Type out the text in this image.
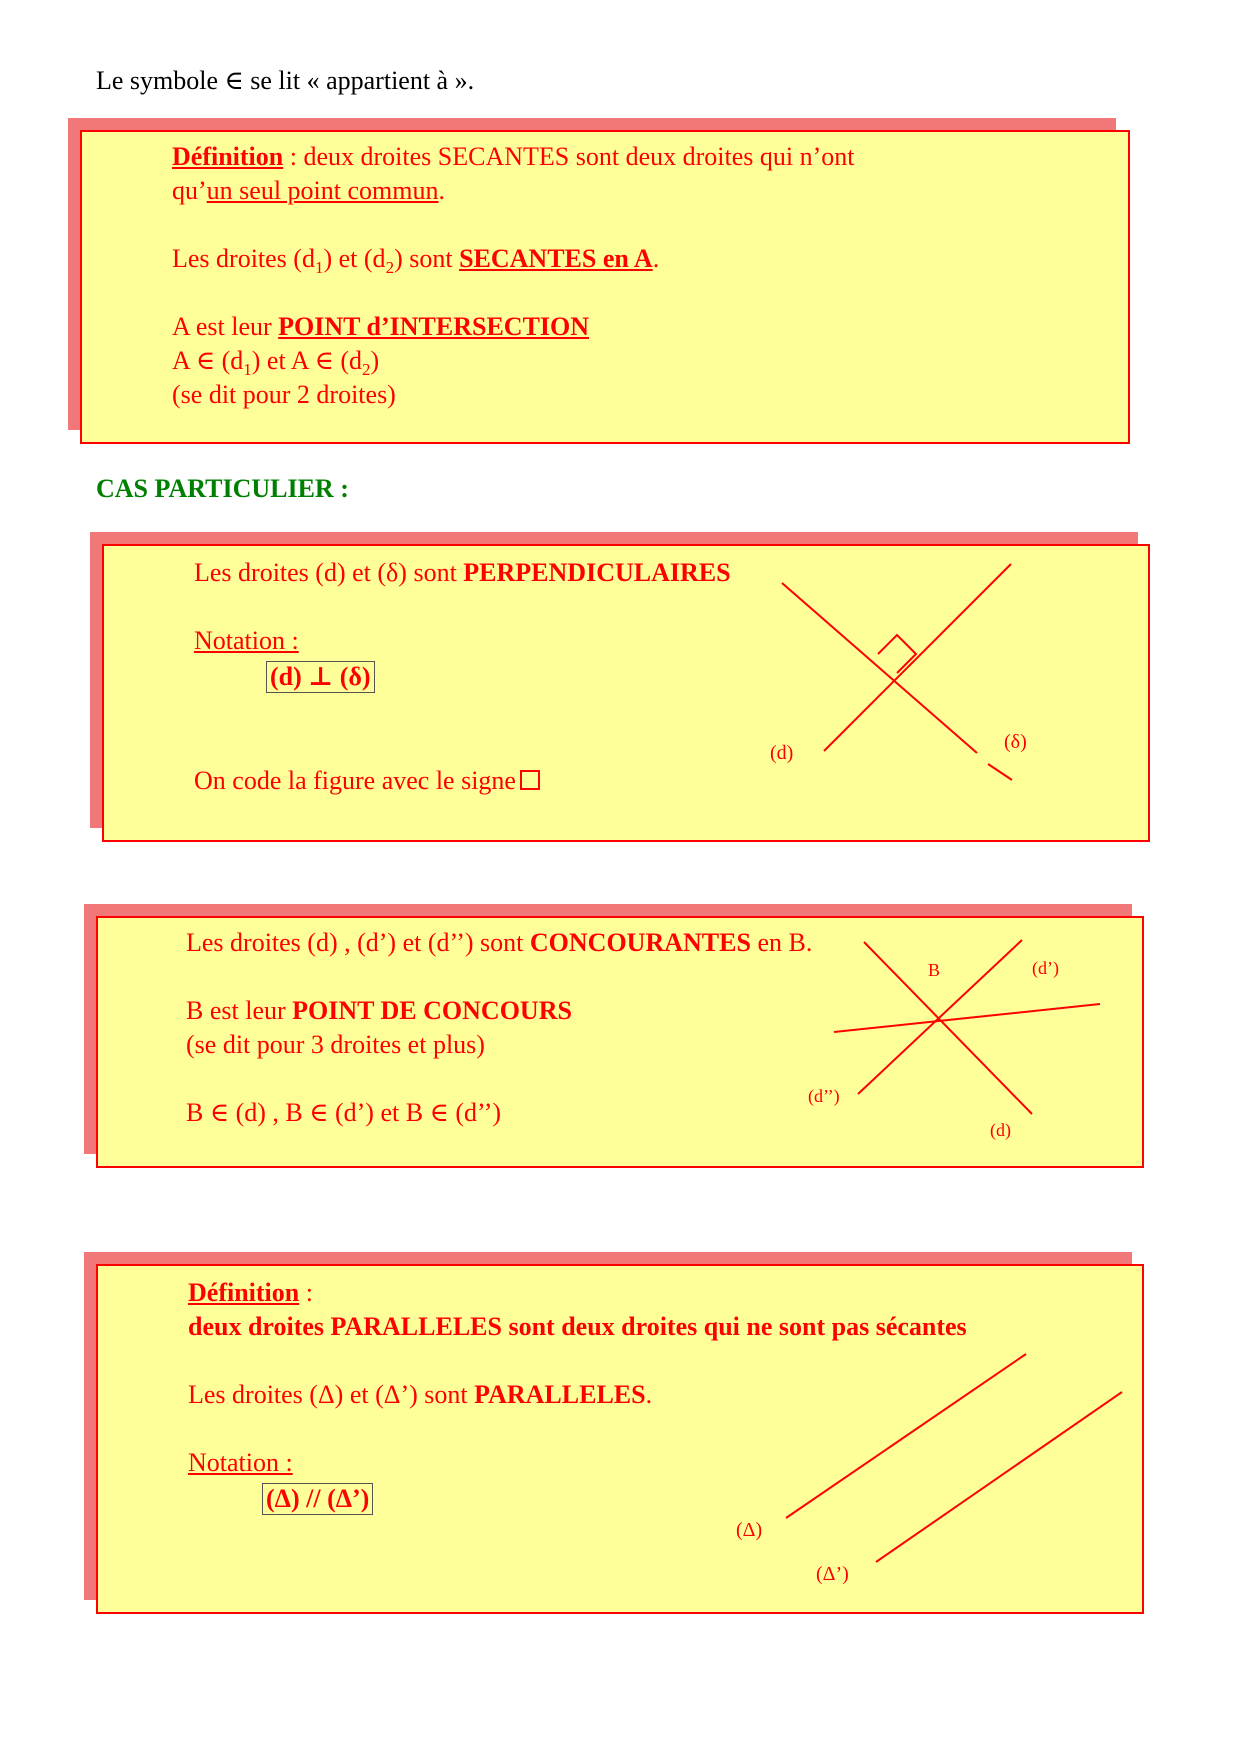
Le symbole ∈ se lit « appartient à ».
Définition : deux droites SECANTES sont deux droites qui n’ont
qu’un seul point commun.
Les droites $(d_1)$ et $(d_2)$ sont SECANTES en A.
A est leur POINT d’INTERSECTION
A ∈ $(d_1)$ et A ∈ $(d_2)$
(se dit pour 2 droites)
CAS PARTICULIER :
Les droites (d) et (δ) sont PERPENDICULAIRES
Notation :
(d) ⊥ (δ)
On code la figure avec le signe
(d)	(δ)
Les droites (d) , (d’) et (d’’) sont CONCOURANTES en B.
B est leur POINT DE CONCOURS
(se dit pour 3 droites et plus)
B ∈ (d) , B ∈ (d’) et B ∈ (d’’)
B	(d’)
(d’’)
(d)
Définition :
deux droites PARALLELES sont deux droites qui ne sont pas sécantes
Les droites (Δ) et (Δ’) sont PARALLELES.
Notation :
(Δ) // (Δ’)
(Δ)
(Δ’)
===============
Which lines hold the word "PARALLELES"? Copy every one of them.

- _The output_
deux droites PARALLELES sont deux droites qui ne sont pas sécantes
Les droites (Δ) et (Δ’) sont PARALLELES.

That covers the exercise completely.